begin
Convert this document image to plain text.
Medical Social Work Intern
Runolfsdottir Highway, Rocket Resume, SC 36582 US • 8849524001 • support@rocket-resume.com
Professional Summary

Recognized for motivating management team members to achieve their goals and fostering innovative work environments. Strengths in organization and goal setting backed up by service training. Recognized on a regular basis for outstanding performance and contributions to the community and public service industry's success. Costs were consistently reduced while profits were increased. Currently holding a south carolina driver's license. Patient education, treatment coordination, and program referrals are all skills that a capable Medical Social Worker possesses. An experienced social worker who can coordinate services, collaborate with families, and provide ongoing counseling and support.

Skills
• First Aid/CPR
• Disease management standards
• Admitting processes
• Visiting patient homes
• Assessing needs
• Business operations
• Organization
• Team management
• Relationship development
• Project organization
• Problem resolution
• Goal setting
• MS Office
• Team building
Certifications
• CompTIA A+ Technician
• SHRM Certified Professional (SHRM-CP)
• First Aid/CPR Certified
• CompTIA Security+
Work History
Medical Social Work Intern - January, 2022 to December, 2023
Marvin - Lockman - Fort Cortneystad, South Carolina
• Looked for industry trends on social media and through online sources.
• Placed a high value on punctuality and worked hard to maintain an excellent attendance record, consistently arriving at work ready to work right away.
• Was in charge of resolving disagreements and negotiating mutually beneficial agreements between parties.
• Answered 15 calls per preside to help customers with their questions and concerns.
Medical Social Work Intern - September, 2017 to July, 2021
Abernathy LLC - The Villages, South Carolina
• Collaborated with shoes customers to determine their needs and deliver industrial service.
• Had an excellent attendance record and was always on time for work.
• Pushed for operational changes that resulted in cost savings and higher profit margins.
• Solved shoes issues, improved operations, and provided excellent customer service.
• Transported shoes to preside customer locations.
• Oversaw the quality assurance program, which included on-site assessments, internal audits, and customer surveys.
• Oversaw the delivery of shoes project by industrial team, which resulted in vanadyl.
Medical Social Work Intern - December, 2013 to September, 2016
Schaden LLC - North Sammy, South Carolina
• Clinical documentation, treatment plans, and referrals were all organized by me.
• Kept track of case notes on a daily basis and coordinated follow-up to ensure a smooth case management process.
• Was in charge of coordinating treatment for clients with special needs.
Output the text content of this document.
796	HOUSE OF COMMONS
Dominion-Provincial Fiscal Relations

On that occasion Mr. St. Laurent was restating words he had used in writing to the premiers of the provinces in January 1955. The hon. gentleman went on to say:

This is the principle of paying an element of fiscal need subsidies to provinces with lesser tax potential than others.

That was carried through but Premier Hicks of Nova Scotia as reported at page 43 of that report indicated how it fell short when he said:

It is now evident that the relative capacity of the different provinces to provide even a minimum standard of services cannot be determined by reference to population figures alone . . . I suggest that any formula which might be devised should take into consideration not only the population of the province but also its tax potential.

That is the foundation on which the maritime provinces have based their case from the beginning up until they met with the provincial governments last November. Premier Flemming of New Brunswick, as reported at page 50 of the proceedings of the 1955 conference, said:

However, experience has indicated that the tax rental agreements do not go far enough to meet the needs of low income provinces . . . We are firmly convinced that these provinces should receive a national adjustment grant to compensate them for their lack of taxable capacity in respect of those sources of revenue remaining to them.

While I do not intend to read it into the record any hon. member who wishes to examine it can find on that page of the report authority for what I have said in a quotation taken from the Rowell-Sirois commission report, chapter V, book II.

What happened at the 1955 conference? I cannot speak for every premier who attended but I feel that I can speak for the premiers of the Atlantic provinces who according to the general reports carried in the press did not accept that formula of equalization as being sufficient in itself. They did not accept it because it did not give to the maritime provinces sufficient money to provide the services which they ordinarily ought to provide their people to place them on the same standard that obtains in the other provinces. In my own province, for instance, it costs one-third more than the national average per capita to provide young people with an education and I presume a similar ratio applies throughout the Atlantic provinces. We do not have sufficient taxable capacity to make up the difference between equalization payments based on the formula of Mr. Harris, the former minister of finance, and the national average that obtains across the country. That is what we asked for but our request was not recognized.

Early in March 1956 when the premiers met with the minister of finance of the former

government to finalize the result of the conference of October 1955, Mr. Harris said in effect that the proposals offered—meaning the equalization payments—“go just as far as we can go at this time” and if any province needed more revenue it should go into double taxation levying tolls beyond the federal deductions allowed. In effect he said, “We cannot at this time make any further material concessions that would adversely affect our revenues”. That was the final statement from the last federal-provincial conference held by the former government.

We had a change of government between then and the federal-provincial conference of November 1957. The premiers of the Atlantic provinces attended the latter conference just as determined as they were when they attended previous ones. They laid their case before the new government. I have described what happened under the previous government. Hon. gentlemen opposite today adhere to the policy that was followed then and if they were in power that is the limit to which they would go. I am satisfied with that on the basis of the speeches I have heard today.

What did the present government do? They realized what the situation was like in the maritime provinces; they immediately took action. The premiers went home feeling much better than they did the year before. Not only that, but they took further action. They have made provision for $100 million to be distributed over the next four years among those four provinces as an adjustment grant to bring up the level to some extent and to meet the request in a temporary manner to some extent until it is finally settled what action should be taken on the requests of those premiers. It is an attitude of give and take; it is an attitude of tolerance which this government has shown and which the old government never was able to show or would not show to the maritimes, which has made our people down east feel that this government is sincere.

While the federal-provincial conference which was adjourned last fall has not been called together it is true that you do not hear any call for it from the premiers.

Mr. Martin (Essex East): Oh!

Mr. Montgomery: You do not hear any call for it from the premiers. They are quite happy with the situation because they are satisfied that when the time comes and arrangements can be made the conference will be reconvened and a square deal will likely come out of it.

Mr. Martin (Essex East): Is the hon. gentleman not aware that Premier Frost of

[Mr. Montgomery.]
end
WHAT YOU NEED TO DO →
From the records above, how many lines include the word "until"? Only the number is wanted.

RESULT OF THIS EXERCISE →
2